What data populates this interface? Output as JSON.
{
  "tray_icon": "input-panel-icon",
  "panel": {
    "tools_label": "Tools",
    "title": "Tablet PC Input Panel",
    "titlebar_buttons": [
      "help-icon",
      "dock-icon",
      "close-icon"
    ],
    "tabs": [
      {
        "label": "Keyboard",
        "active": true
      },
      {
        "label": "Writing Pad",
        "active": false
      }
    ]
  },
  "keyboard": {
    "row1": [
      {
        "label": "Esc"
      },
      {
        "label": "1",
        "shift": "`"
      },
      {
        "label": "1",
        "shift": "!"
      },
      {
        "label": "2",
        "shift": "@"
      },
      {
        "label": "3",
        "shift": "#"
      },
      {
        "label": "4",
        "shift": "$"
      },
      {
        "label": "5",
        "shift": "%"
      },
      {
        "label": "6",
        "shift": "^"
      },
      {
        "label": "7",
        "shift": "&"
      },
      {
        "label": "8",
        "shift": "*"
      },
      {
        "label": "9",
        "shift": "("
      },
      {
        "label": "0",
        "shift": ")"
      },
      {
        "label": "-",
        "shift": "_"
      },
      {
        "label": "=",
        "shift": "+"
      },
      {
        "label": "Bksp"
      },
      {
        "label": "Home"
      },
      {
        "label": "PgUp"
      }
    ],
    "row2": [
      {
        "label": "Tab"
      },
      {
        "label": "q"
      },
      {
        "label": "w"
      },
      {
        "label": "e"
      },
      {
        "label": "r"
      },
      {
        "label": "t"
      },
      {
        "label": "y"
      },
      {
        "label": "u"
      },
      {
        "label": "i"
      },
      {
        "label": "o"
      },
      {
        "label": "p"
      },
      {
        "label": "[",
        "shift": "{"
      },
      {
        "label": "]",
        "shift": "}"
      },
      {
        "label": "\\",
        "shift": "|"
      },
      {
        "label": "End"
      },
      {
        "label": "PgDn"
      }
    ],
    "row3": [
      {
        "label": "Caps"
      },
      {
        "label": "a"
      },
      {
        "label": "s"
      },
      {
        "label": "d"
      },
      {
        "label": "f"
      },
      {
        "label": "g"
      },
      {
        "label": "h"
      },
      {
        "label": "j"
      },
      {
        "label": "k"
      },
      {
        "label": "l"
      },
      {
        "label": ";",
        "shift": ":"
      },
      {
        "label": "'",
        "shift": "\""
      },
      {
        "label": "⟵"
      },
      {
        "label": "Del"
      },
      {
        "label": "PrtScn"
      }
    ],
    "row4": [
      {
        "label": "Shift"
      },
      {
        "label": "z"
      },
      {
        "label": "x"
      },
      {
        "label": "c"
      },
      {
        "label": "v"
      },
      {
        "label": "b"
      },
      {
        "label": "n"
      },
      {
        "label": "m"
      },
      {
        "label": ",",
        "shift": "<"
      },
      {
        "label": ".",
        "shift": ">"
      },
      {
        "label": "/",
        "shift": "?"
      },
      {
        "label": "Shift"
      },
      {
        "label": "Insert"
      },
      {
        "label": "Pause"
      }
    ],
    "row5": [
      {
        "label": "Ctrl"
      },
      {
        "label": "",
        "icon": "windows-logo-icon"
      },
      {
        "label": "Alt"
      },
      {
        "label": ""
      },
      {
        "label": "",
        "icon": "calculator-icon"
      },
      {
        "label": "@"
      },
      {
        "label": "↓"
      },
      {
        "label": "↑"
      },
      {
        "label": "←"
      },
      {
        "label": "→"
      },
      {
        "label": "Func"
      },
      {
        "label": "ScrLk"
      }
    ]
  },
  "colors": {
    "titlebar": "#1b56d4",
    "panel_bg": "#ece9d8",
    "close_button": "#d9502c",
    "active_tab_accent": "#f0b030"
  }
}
──────────────────────────────
STATED EXERCISE →
Write down every line of the data above that includes the string "icon".

OUTPUT →
  "tray_icon": "input-panel-icon",
      "help-icon",
      "dock-icon",
      "close-icon"
        "icon": "windows-logo-icon"
        "icon": "calculator-icon"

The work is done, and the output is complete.